Memory Tapes - Bicycle: a musical smoothie where the taste of Talking Heads and a tone of New Order are rewhisked for the digital generation..

Tuesday, November 9, 2010

Executive Class


In an age where pop as a packaged product dominates - and talent show hopefuls hold out begging bowls of back stories and shrill trilling to pinch-eyed panels of string pullers and pop puppets. It gives you a glow to know - that away from the cold, controlled production environments of formulaic chart pap, tat and ratbaggery - pure musicians and solid songsmiths are busying themselves in studio bolt holes, writing and refining their craft with the stealth of shoemaking elves.

So let me introduce to you, The Sonic Executive Sessions - session musicians by day, self composers in their downtime - a group whose skill isn't a wily eye on a chart placing or tactical piece in the media. But an ear for a hook, a taste for a tune and the raw talent to fill a fully formed, self penned songbook of multi-layered, hi-polished pop, glowing with a shameless sense of fun, sun and freedom.

What you have to do>
Translate this sentence from the blog post about The Sonic Executive Sessions into French: "So let me introduce to you, The Sonic Executive Sessions - session musicians by day, self composers in their downtime - a group whose skill isn't a wily eye on a chart placing or tactical piece in the media."

Excerpts from a layout annotation set:
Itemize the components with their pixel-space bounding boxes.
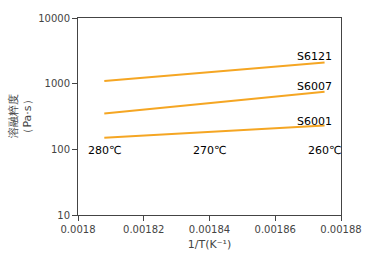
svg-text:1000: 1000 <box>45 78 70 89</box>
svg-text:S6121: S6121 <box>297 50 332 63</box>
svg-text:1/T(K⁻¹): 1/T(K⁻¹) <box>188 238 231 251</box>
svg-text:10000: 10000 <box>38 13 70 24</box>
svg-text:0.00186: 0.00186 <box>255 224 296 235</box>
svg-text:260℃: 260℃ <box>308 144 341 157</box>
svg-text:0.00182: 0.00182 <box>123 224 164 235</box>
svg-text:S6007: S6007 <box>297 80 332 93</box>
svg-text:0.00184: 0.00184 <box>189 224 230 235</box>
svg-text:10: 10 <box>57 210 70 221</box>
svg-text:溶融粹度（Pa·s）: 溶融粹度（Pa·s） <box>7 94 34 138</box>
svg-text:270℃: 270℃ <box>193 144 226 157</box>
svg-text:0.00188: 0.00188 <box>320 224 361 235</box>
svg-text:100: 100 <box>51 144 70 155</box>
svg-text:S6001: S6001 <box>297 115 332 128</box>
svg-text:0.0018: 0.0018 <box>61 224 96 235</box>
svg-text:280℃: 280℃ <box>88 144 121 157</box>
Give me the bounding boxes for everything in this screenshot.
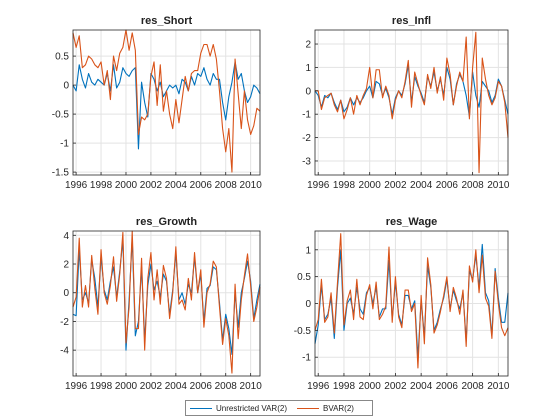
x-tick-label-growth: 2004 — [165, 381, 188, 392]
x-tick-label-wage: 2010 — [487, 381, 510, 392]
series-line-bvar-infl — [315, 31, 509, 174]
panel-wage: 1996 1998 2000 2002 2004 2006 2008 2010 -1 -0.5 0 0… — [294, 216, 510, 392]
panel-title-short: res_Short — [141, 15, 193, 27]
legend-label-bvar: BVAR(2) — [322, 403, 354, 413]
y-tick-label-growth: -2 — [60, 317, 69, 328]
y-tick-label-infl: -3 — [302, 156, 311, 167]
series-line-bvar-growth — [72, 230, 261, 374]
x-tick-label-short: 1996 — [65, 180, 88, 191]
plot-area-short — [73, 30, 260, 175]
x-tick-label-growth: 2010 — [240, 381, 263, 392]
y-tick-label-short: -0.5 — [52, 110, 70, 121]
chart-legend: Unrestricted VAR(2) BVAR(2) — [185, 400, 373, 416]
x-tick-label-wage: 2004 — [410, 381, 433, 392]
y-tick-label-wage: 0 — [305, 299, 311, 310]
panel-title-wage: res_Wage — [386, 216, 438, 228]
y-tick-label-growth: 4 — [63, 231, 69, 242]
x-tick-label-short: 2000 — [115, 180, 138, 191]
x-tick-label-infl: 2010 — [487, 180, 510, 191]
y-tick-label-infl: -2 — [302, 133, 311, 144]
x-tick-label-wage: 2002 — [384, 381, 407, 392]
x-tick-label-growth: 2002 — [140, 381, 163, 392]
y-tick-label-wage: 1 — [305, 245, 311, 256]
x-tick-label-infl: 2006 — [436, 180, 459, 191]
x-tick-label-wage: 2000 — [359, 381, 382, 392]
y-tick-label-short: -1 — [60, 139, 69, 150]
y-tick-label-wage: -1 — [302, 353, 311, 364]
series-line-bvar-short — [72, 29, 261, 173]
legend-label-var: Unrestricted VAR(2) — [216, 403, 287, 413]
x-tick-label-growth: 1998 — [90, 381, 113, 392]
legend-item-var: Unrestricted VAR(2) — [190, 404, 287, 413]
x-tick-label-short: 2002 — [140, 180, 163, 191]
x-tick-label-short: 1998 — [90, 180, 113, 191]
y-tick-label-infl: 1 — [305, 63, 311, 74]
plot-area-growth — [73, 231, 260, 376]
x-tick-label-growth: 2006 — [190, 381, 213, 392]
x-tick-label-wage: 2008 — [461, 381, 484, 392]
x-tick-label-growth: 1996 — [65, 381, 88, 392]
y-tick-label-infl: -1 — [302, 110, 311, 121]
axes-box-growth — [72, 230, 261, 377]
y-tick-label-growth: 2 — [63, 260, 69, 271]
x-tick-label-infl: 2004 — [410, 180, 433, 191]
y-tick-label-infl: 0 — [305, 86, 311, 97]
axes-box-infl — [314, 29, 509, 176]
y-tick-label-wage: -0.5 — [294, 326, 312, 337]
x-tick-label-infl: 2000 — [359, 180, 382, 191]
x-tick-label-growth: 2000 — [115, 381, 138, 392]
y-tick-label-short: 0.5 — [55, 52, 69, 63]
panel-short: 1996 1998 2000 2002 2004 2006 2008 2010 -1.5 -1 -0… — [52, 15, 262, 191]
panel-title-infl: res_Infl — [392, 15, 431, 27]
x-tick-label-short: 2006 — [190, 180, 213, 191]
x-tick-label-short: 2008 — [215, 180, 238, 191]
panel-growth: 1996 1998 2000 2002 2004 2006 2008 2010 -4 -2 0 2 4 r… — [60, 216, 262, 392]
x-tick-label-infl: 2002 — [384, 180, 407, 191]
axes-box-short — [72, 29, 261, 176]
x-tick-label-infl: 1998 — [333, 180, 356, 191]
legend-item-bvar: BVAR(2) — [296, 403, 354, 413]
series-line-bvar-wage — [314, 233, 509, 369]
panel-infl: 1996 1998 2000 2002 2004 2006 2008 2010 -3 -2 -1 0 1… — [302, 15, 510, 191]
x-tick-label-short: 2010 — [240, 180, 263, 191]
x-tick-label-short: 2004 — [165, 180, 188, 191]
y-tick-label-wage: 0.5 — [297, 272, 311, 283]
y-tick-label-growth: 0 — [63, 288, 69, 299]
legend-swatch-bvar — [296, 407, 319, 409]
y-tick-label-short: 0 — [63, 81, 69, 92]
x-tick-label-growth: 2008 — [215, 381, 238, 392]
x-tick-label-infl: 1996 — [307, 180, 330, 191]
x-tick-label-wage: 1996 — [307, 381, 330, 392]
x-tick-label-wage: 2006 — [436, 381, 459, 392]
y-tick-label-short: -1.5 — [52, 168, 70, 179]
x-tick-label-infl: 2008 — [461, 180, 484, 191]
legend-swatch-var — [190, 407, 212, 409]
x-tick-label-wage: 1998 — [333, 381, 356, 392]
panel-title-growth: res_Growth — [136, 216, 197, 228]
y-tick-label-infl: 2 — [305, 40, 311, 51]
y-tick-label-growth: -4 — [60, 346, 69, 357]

Result>
Alors permettez-moi de vous présenter The Sonic Executive Sessions, musiciens de studio le jour et compositeurs de leurs propres morceaux à leurs heures perdues, un groupe dont le talent ne tient pas à un œil rusé rivé sur un classement ni à un coup tactique dans les médias.